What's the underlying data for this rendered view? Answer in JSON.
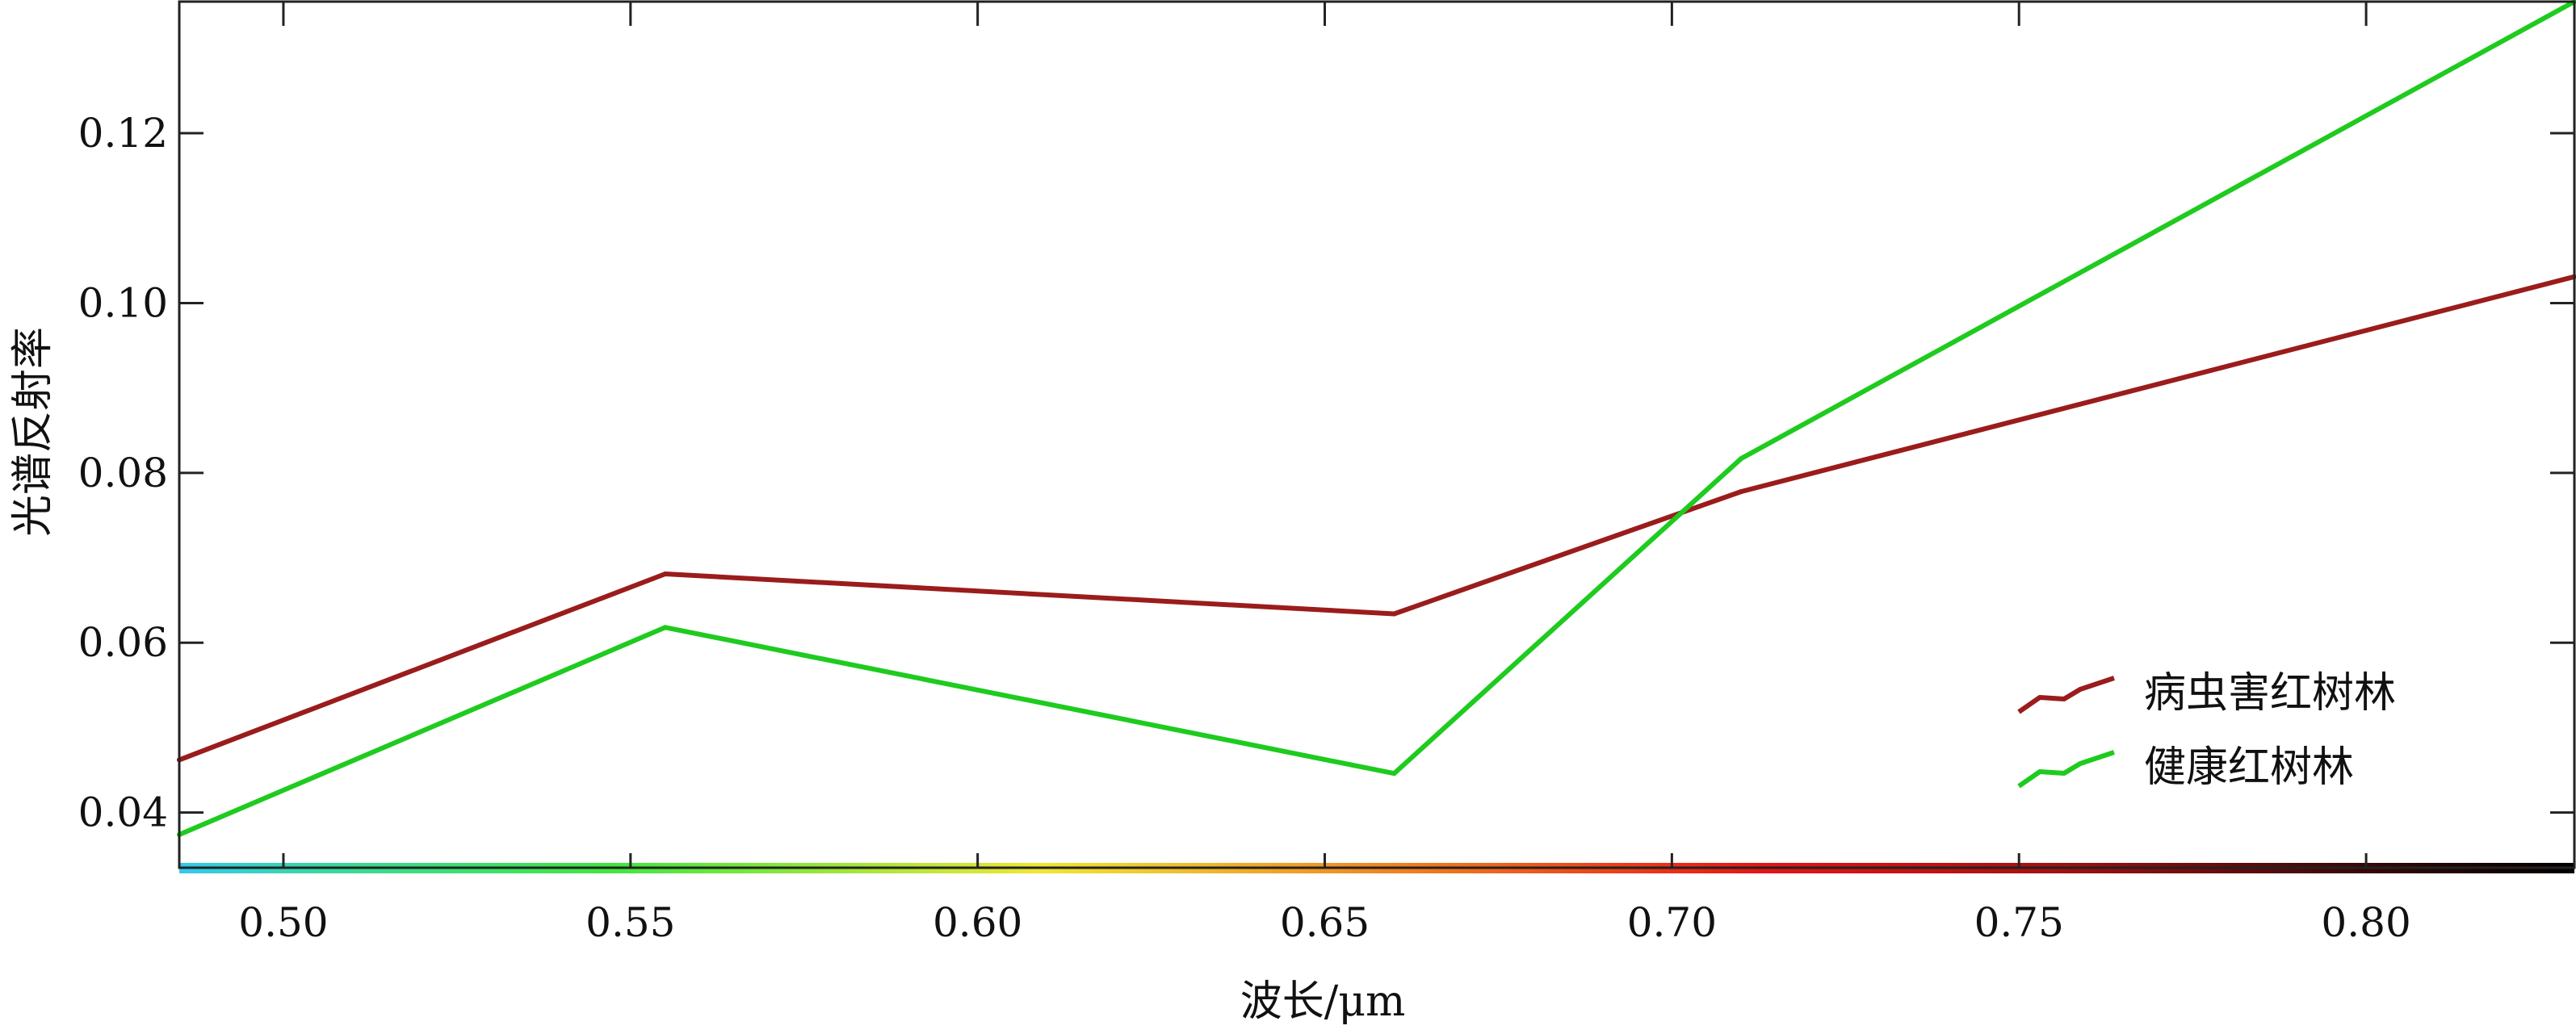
{
  "chart_data": {
    "type": "line",
    "title": "",
    "xlabel": "波长/μm",
    "ylabel": "光谱反射率",
    "xlim": [
      0.485,
      0.83
    ],
    "ylim": [
      0.0335,
      0.1355
    ],
    "x_ticks": [
      0.5,
      0.55,
      0.6,
      0.65,
      0.7,
      0.75,
      0.8
    ],
    "x_tick_labels": [
      "0.50",
      "0.55",
      "0.60",
      "0.65",
      "0.70",
      "0.75",
      "0.80"
    ],
    "y_ticks": [
      0.04,
      0.06,
      0.08,
      0.1,
      0.12
    ],
    "y_tick_labels": [
      "0.04",
      "0.06",
      "0.08",
      "0.10",
      "0.12"
    ],
    "grid": false,
    "legend_position": "bottom-right",
    "spectrum_band": true,
    "series": [
      {
        "name": "病虫害红树林",
        "color": "#9b1c1c",
        "x": [
          0.485,
          0.555,
          0.66,
          0.71,
          0.83
        ],
        "y": [
          0.0462,
          0.0681,
          0.0634,
          0.0778,
          0.1031
        ]
      },
      {
        "name": "健康红树林",
        "color": "#1ecb1e",
        "x": [
          0.485,
          0.555,
          0.66,
          0.71,
          0.83
        ],
        "y": [
          0.0374,
          0.0618,
          0.0446,
          0.0817,
          0.1355
        ]
      }
    ]
  }
}
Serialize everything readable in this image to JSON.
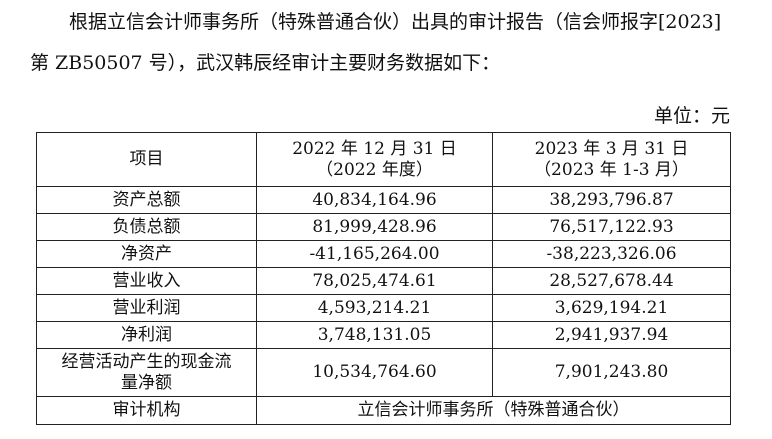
{
  "intro": {
    "line1": "根据立信会计师事务所（特殊普通合伙）出具的审计报告（信会师报字[2023]",
    "line2": "第 ZB50507 号），武汉韩辰经审计主要财务数据如下："
  },
  "unit_label": "单位：元",
  "table": {
    "headers": {
      "item": "项目",
      "col1_line1": "2022 年 12 月 31 日",
      "col1_line2": "（2022 年度）",
      "col2_line1": "2023 年 3 月 31 日",
      "col2_line2": "（2023 年 1-3 月）"
    },
    "rows": [
      {
        "item": "资产总额",
        "v2022": "40,834,164.96",
        "v2023": "38,293,796.87"
      },
      {
        "item": "负债总额",
        "v2022": "81,999,428.96",
        "v2023": "76,517,122.93"
      },
      {
        "item": "净资产",
        "v2022": "-41,165,264.00",
        "v2023": "-38,223,326.06"
      },
      {
        "item": "营业收入",
        "v2022": "78,025,474.61",
        "v2023": "28,527,678.44"
      },
      {
        "item": "营业利润",
        "v2022": "4,593,214.21",
        "v2023": "3,629,194.21"
      },
      {
        "item": "净利润",
        "v2022": "3,748,131.05",
        "v2023": "2,941,937.94"
      },
      {
        "item_line1": "经营活动产生的现金流",
        "item_line2": "量净额",
        "v2022": "10,534,764.60",
        "v2023": "7,901,243.80"
      }
    ],
    "auditor": {
      "label": "审计机构",
      "value": "立信会计师事务所（特殊普通合伙）"
    }
  }
}
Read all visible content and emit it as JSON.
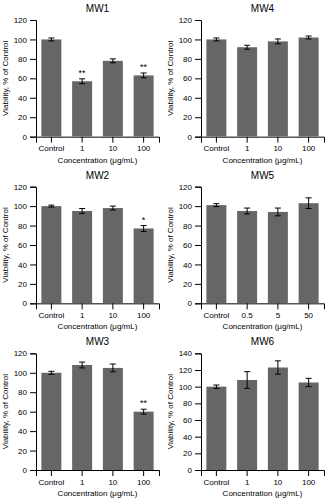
{
  "chart_data": [
    {
      "type": "bar",
      "title": "MW1",
      "categories": [
        "Control",
        "1",
        "10",
        "100"
      ],
      "values": [
        100,
        57,
        78,
        63
      ],
      "errors": [
        1.5,
        2.5,
        2.0,
        2.5
      ],
      "xlabel": "Concentration (μg/mL)",
      "ylabel": "Viability, % of Control",
      "ylim": [
        0,
        120
      ],
      "yticks": [
        0,
        20,
        40,
        60,
        80,
        100,
        120
      ],
      "color": "#666666",
      "annotations": [
        {
          "text": "**",
          "x": "1"
        },
        {
          "text": "**",
          "x": "100"
        }
      ]
    },
    {
      "type": "bar",
      "title": "MW4",
      "categories": [
        "Control",
        "1",
        "10",
        "100"
      ],
      "values": [
        100,
        92,
        98,
        102
      ],
      "errors": [
        1.5,
        2.0,
        2.5,
        1.5
      ],
      "xlabel": "Concentration (μg/mL)",
      "ylabel": "Viability, % of Control",
      "ylim": [
        0,
        120
      ],
      "yticks": [
        0,
        20,
        40,
        60,
        80,
        100,
        120
      ],
      "color": "#666666"
    },
    {
      "type": "bar",
      "title": "MW2",
      "categories": [
        "Control",
        "1",
        "10",
        "100"
      ],
      "values": [
        100,
        95,
        98,
        77
      ],
      "errors": [
        1.0,
        2.5,
        2.0,
        3.0
      ],
      "xlabel": "Concentration (μg/mL)",
      "ylabel": "Viability, % of Control",
      "ylim": [
        0,
        120
      ],
      "yticks": [
        0,
        20,
        40,
        60,
        80,
        100,
        120
      ],
      "color": "#666666",
      "annotations": [
        {
          "text": "*",
          "x": "100"
        }
      ]
    },
    {
      "type": "bar",
      "title": "MW5",
      "categories": [
        "Control",
        "0.5",
        "5",
        "50"
      ],
      "values": [
        101,
        95,
        94,
        103
      ],
      "errors": [
        1.5,
        3.0,
        4.0,
        5.5
      ],
      "xlabel": "Concentration (μg/mL)",
      "ylabel": "Viability, % of Control",
      "ylim": [
        0,
        120
      ],
      "yticks": [
        0,
        20,
        40,
        60,
        80,
        100,
        120
      ],
      "color": "#666666"
    },
    {
      "type": "bar",
      "title": "MW3",
      "categories": [
        "Control",
        "1",
        "10",
        "100"
      ],
      "values": [
        100,
        108,
        105,
        60
      ],
      "errors": [
        1.5,
        3.0,
        4.0,
        2.5
      ],
      "xlabel": "Concentration (μg/mL)",
      "ylabel": "Viability, % of Control",
      "ylim": [
        0,
        120
      ],
      "yticks": [
        0,
        20,
        40,
        60,
        80,
        100,
        120
      ],
      "color": "#666666",
      "annotations": [
        {
          "text": "**",
          "x": "100"
        }
      ]
    },
    {
      "type": "bar",
      "title": "MW6",
      "categories": [
        "Control",
        "1",
        "10",
        "100"
      ],
      "values": [
        100,
        108,
        123,
        105
      ],
      "errors": [
        2.0,
        10.0,
        8.0,
        5.0
      ],
      "xlabel": "Concentration (μg/mL)",
      "ylabel": "Viability, % of Control",
      "ylim": [
        0,
        140
      ],
      "yticks": [
        0,
        20,
        40,
        60,
        80,
        100,
        120,
        140
      ],
      "color": "#666666"
    }
  ]
}
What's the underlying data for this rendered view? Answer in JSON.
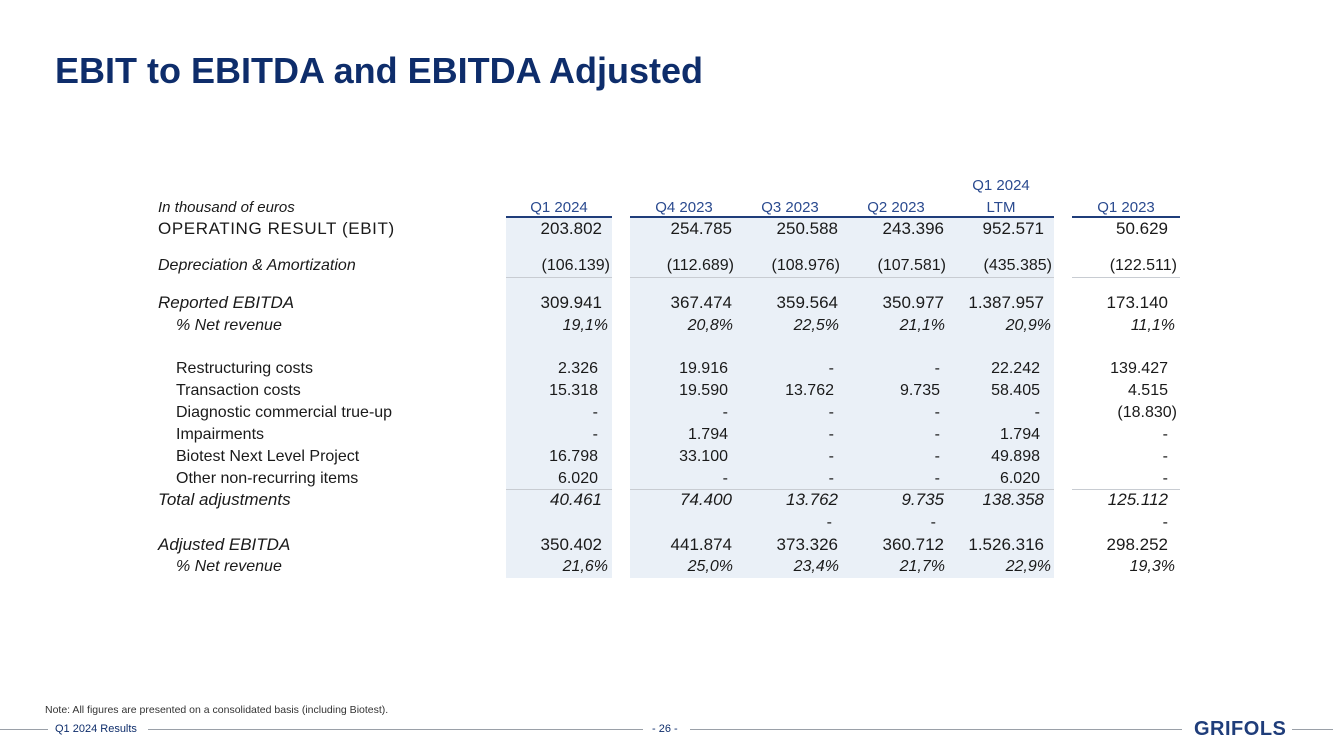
{
  "title": "EBIT to EBITDA and EBITDA Adjusted",
  "table": {
    "unit_label": "In thousand of euros",
    "columns": [
      "Q1 2024",
      "Q4 2023",
      "Q3 2023",
      "Q2 2023",
      "Q1 2024\nLTM",
      "Q1 2023"
    ],
    "col_q1_2024": "Q1 2024",
    "col_q4_2023": "Q4 2023",
    "col_q3_2023": "Q3 2023",
    "col_q2_2023": "Q2 2023",
    "col_ltm_1": "Q1 2024",
    "col_ltm_2": "LTM",
    "col_q1_2023": "Q1 2023",
    "rows": [
      {
        "label": "OPERATING RESULT (EBIT)",
        "values": [
          "203.802",
          "254.785",
          "250.588",
          "243.396",
          "952.571",
          "50.629"
        ]
      },
      {
        "label": "Depreciation & Amortization",
        "values": [
          "(106.139)",
          "(112.689)",
          "(108.976)",
          "(107.581)",
          "(435.385)",
          "(122.511)"
        ]
      },
      {
        "label": "Reported EBITDA",
        "values": [
          "309.941",
          "367.474",
          "359.564",
          "350.977",
          "1.387.957",
          "173.140"
        ]
      },
      {
        "label": "% Net revenue",
        "values": [
          "19,1%",
          "20,8%",
          "22,5%",
          "21,1%",
          "20,9%",
          "11,1%"
        ]
      },
      {
        "label": "Restructuring costs",
        "values": [
          "2.326",
          "19.916",
          "-",
          "-",
          "22.242",
          "139.427"
        ]
      },
      {
        "label": "Transaction costs",
        "values": [
          "15.318",
          "19.590",
          "13.762",
          "9.735",
          "58.405",
          "4.515"
        ]
      },
      {
        "label": "Diagnostic commercial true-up",
        "values": [
          "-",
          "-",
          "-",
          "-",
          "-",
          "(18.830)"
        ]
      },
      {
        "label": "Impairments",
        "values": [
          "-",
          "1.794",
          "-",
          "-",
          "1.794",
          "-"
        ]
      },
      {
        "label": "Biotest Next Level Project",
        "values": [
          "16.798",
          "33.100",
          "-",
          "-",
          "49.898",
          "-"
        ]
      },
      {
        "label": "Other non-recurring items",
        "values": [
          "6.020",
          "-",
          "-",
          "-",
          "6.020",
          "-"
        ]
      },
      {
        "label": "Total adjustments",
        "values": [
          "40.461",
          "74.400",
          "13.762",
          "9.735",
          "138.358",
          "125.112"
        ]
      },
      {
        "label": "",
        "values": [
          "",
          "",
          "-",
          "-",
          "",
          "-"
        ]
      },
      {
        "label": "Adjusted EBITDA",
        "values": [
          "350.402",
          "441.874",
          "373.326",
          "360.712",
          "1.526.316",
          "298.252"
        ]
      },
      {
        "label": "% Net revenue",
        "values": [
          "21,6%",
          "25,0%",
          "23,4%",
          "21,7%",
          "22,9%",
          "19,3%"
        ]
      }
    ]
  },
  "note": "Note: All figures are presented on a consolidated basis (including Biotest).",
  "footer": {
    "left": "Q1 2024 Results",
    "page": "- 26 -",
    "logo": "GRIFOLS"
  },
  "colors": {
    "title": "#0e2d6b",
    "header": "#2a4a8f",
    "shade": "#eaf0f7"
  }
}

● ● ●

**Challenge**
Looking at the entries above, state how many lines contain "title"; give the number alone.

**Answer**
9